---------- Record excerpts
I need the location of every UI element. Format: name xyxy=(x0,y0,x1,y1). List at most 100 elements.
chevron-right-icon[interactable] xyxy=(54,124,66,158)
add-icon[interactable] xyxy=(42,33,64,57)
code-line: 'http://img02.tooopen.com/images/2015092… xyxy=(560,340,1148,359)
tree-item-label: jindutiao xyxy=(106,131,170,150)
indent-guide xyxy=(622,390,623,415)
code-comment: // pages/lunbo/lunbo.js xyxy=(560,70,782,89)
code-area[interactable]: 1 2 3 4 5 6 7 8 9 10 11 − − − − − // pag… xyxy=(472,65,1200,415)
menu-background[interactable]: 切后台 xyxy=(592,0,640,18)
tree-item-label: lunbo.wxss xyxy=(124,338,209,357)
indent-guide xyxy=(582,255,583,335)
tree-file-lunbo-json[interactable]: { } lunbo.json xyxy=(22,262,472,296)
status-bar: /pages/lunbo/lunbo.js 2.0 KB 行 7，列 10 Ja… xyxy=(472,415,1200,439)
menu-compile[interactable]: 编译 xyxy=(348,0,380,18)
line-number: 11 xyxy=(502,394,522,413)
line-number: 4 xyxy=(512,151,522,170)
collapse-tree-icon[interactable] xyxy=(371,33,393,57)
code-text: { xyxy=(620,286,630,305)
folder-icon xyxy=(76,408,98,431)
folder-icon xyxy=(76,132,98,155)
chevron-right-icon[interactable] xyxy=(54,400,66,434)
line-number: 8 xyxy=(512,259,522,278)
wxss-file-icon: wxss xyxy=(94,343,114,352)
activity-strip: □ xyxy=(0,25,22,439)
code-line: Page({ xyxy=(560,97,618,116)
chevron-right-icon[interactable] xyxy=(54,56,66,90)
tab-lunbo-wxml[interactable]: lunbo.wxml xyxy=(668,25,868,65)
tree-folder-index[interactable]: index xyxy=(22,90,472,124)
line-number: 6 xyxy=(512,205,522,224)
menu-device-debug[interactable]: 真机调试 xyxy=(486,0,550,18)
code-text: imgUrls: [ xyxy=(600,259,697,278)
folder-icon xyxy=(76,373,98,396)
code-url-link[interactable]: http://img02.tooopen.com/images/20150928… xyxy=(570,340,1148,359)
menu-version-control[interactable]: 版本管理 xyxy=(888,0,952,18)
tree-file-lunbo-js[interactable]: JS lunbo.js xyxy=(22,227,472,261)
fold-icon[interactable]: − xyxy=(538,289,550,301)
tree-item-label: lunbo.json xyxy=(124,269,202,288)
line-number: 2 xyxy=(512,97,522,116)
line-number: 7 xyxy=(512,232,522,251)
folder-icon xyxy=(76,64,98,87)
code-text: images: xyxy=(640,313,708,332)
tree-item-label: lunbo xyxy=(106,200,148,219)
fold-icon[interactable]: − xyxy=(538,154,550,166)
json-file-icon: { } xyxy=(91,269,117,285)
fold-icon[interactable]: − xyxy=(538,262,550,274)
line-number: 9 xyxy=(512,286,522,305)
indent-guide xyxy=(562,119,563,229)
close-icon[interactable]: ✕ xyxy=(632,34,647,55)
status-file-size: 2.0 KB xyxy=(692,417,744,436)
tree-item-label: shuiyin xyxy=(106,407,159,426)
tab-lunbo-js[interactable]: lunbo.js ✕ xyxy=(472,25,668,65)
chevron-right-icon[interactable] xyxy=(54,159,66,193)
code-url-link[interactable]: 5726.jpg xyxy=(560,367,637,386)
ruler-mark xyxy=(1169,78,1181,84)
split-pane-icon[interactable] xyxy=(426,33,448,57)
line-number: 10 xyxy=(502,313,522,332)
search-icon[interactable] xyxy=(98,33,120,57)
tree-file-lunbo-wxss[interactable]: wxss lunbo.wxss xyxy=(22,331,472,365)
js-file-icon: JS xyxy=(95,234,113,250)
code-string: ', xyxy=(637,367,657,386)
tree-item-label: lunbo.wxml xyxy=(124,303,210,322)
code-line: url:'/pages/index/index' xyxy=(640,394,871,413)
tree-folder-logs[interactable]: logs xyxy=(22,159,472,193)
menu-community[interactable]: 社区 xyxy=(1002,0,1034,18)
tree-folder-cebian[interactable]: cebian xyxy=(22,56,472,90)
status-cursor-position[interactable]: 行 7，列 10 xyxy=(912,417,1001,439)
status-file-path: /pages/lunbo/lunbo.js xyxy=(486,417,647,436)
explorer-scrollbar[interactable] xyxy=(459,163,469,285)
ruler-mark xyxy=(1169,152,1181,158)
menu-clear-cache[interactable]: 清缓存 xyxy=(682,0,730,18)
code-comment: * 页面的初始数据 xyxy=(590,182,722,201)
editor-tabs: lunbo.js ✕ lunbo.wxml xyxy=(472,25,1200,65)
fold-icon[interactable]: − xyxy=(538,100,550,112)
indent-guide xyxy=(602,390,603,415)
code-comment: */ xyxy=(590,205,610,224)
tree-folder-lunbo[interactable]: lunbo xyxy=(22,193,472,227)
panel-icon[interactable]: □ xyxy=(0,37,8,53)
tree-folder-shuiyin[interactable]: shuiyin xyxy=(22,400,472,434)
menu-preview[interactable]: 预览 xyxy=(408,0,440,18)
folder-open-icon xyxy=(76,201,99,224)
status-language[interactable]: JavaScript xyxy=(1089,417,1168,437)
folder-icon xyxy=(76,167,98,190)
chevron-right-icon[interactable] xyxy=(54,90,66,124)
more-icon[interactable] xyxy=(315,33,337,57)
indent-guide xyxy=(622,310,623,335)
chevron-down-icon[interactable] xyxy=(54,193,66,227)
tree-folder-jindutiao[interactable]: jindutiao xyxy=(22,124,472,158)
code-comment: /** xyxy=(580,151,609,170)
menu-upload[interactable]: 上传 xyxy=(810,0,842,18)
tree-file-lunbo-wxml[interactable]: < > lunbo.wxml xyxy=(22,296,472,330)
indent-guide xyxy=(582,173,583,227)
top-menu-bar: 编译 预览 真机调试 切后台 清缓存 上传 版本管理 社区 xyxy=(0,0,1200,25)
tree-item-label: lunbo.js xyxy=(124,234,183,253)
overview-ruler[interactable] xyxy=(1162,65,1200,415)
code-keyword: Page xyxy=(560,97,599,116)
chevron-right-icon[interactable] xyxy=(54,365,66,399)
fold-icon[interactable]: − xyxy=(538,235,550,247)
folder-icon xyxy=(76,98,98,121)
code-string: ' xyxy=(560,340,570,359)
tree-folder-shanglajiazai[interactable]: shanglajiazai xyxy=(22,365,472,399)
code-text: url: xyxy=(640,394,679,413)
--------------------
◆ Problem statement: Copy the rows above word for word, from the first one through the line containing "tree-file-lunbo-js[interactable]: JS lunbo.js", inclusive.

◆ Exercise response:
I need the location of every UI element. Format: name xyxy=(x0,y0,x1,y1). List at most 100 elements.
chevron-right-icon[interactable] xyxy=(54,124,66,158)
add-icon[interactable] xyxy=(42,33,64,57)
code-line: 'http://img02.tooopen.com/images/2015092… xyxy=(560,340,1148,359)
tree-item-label: jindutiao xyxy=(106,131,170,150)
indent-guide xyxy=(622,390,623,415)
code-comment: // pages/lunbo/lunbo.js xyxy=(560,70,782,89)
code-area[interactable]: 1 2 3 4 5 6 7 8 9 10 11 − − − − − // pag… xyxy=(472,65,1200,415)
menu-background[interactable]: 切后台 xyxy=(592,0,640,18)
tree-item-label: lunbo.wxss xyxy=(124,338,209,357)
indent-guide xyxy=(582,255,583,335)
tree-file-lunbo-json[interactable]: { } lunbo.json xyxy=(22,262,472,296)
status-bar: /pages/lunbo/lunbo.js 2.0 KB 行 7，列 10 Ja… xyxy=(472,415,1200,439)
menu-compile[interactable]: 编译 xyxy=(348,0,380,18)
line-number: 11 xyxy=(502,394,522,413)
line-number: 4 xyxy=(512,151,522,170)
collapse-tree-icon[interactable] xyxy=(371,33,393,57)
code-text: { xyxy=(620,286,630,305)
folder-icon xyxy=(76,408,98,431)
folder-icon xyxy=(76,132,98,155)
chevron-right-icon[interactable] xyxy=(54,400,66,434)
line-number: 8 xyxy=(512,259,522,278)
wxss-file-icon: wxss xyxy=(94,343,114,352)
activity-strip: □ xyxy=(0,25,22,439)
code-line: Page({ xyxy=(560,97,618,116)
chevron-right-icon[interactable] xyxy=(54,56,66,90)
tab-lunbo-wxml[interactable]: lunbo.wxml xyxy=(668,25,868,65)
tree-folder-index[interactable]: index xyxy=(22,90,472,124)
line-number: 6 xyxy=(512,205,522,224)
menu-device-debug[interactable]: 真机调试 xyxy=(486,0,550,18)
code-text: imgUrls: [ xyxy=(600,259,697,278)
folder-icon xyxy=(76,373,98,396)
code-url-link[interactable]: http://img02.tooopen.com/images/20150928… xyxy=(570,340,1148,359)
menu-version-control[interactable]: 版本管理 xyxy=(888,0,952,18)
tree-file-lunbo-js[interactable]: JS lunbo.js xyxy=(22,227,472,261)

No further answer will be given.